== Source material ==

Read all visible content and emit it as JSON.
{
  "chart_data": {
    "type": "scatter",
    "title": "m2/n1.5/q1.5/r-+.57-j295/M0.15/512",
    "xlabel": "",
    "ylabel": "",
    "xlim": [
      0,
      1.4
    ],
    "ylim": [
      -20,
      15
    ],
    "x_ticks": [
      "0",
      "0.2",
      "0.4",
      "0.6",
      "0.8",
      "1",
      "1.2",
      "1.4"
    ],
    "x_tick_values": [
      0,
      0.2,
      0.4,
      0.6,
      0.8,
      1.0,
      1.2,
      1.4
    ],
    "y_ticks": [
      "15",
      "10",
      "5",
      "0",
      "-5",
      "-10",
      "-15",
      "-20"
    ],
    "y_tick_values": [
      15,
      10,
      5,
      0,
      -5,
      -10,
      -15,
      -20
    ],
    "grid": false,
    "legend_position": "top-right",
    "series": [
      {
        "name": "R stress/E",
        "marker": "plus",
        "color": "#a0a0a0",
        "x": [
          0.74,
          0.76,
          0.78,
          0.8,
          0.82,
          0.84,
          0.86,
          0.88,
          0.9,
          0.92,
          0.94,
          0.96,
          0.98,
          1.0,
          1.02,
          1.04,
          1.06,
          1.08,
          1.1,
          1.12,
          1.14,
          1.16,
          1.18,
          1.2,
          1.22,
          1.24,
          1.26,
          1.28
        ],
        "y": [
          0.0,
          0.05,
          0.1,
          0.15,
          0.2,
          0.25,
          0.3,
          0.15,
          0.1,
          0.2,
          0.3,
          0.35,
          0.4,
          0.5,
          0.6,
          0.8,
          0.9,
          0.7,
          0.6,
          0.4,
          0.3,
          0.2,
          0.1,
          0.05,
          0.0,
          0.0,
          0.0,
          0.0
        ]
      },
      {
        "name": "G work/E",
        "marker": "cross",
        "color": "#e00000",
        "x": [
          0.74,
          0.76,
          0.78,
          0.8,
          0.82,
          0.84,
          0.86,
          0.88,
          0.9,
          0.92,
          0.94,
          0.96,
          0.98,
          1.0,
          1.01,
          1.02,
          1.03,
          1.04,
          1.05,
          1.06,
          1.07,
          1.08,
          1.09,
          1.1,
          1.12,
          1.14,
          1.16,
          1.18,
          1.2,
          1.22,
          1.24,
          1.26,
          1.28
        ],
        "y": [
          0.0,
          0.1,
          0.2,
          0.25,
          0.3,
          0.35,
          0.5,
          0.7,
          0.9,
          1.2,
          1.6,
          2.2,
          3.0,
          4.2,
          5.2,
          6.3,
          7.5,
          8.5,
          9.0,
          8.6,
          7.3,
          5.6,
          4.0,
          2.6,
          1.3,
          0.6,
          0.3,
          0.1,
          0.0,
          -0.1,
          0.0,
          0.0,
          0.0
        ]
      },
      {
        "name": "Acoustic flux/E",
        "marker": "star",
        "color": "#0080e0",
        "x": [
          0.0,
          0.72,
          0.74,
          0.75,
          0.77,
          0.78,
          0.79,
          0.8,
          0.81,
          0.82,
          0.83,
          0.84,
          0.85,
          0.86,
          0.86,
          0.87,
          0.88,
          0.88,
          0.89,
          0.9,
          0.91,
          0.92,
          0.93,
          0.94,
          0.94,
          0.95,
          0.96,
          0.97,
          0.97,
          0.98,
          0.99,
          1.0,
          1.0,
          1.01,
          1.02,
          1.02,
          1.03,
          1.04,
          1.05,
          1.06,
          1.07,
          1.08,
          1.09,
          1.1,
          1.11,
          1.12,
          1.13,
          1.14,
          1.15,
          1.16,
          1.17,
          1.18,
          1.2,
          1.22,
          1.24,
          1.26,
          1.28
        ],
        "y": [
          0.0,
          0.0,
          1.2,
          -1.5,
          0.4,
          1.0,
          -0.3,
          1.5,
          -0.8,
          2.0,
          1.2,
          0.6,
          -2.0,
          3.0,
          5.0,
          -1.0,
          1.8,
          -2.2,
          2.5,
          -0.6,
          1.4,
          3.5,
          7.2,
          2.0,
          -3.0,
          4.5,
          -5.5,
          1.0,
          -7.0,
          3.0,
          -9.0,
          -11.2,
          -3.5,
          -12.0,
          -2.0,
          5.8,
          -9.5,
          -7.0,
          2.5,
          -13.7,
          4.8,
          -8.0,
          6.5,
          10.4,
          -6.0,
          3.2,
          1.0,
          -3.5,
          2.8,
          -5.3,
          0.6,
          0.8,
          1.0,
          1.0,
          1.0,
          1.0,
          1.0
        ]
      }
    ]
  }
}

== Exercise prompt ==
Copy out every line of the data above, exactly as given.

== Worked answer ==
Read all visible content and emit it as JSON.
{
  "chart_data": {
    "type": "scatter",
    "title": "m2/n1.5/q1.5/r-+.57-j295/M0.15/512",
    "xlabel": "",
    "ylabel": "",
    "xlim": [
      0,
      1.4
    ],
    "ylim": [
      -20,
      15
    ],
    "x_ticks": [
      "0",
      "0.2",
      "0.4",
      "0.6",
      "0.8",
      "1",
      "1.2",
      "1.4"
    ],
    "x_tick_values": [
      0,
      0.2,
      0.4,
      0.6,
      0.8,
      1.0,
      1.2,
      1.4
    ],
    "y_ticks": [
      "15",
      "10",
      "5",
      "0",
      "-5",
      "-10",
      "-15",
      "-20"
    ],
    "y_tick_values": [
      15,
      10,
      5,
      0,
      -5,
      -10,
      -15,
      -20
    ],
    "grid": false,
    "legend_position": "top-right",
    "series": [
      {
        "name": "R stress/E",
        "marker": "plus",
        "color": "#a0a0a0",
        "x": [
          0.74,
          0.76,
          0.78,
          0.8,
          0.82,
          0.84,
          0.86,
          0.88,
          0.9,
          0.92,
          0.94,
          0.96,
          0.98,
          1.0,
          1.02,
          1.04,
          1.06,
          1.08,
          1.1,
          1.12,
          1.14,
          1.16,
          1.18,
          1.2,
          1.22,
          1.24,
          1.26,
          1.28
        ],
        "y": [
          0.0,
          0.05,
          0.1,
          0.15,
          0.2,
          0.25,
          0.3,
          0.15,
          0.1,
          0.2,
          0.3,
          0.35,
          0.4,
          0.5,
          0.6,
          0.8,
          0.9,
          0.7,
          0.6,
          0.4,
          0.3,
          0.2,
          0.1,
          0.05,
          0.0,
          0.0,
          0.0,
          0.0
        ]
      },
      {
        "name": "G work/E",
        "marker": "cross",
        "color": "#e00000",
        "x": [
          0.74,
          0.76,
          0.78,
          0.8,
          0.82,
          0.84,
          0.86,
          0.88,
          0.9,
          0.92,
          0.94,
          0.96,
          0.98,
          1.0,
          1.01,
          1.02,
          1.03,
          1.04,
          1.05,
          1.06,
          1.07,
          1.08,
          1.09,
          1.1,
          1.12,
          1.14,
          1.16,
          1.18,
          1.2,
          1.22,
          1.24,
          1.26,
          1.28
        ],
        "y": [
          0.0,
          0.1,
          0.2,
          0.25,
          0.3,
          0.35,
          0.5,
          0.7,
          0.9,
          1.2,
          1.6,
          2.2,
          3.0,
          4.2,
          5.2,
          6.3,
          7.5,
          8.5,
          9.0,
          8.6,
          7.3,
          5.6,
          4.0,
          2.6,
          1.3,
          0.6,
          0.3,
          0.1,
          0.0,
          -0.1,
          0.0,
          0.0,
          0.0
        ]
      },
      {
        "name": "Acoustic flux/E",
        "marker": "star",
        "color": "#0080e0",
        "x": [
          0.0,
          0.72,
          0.74,
          0.75,
          0.77,
          0.78,
          0.79,
          0.8,
          0.81,
          0.82,
          0.83,
          0.84,
          0.85,
          0.86,
          0.86,
          0.87,
          0.88,
          0.88,
          0.89,
          0.9,
          0.91,
          0.92,
          0.93,
          0.94,
          0.94,
          0.95,
          0.96,
          0.97,
          0.97,
          0.98,
          0.99,
          1.0,
          1.0,
          1.01,
          1.02,
          1.02,
          1.03,
          1.04,
          1.05,
          1.06,
          1.07,
          1.08,
          1.09,
          1.1,
          1.11,
          1.12,
          1.13,
          1.14,
          1.15,
          1.16,
          1.17,
          1.18,
          1.2,
          1.22,
          1.24,
          1.26,
          1.28
        ],
        "y": [
          0.0,
          0.0,
          1.2,
          -1.5,
          0.4,
          1.0,
          -0.3,
          1.5,
          -0.8,
          2.0,
          1.2,
          0.6,
          -2.0,
          3.0,
          5.0,
          -1.0,
          1.8,
          -2.2,
          2.5,
          -0.6,
          1.4,
          3.5,
          7.2,
          2.0,
          -3.0,
          4.5,
          -5.5,
          1.0,
          -7.0,
          3.0,
          -9.0,
          -11.2,
          -3.5,
          -12.0,
          -2.0,
          5.8,
          -9.5,
          -7.0,
          2.5,
          -13.7,
          4.8,
          -8.0,
          6.5,
          10.4,
          -6.0,
          3.2,
          1.0,
          -3.5,
          2.8,
          -5.3,
          0.6,
          0.8,
          1.0,
          1.0,
          1.0,
          1.0,
          1.0
        ]
      }
    ]
  }
}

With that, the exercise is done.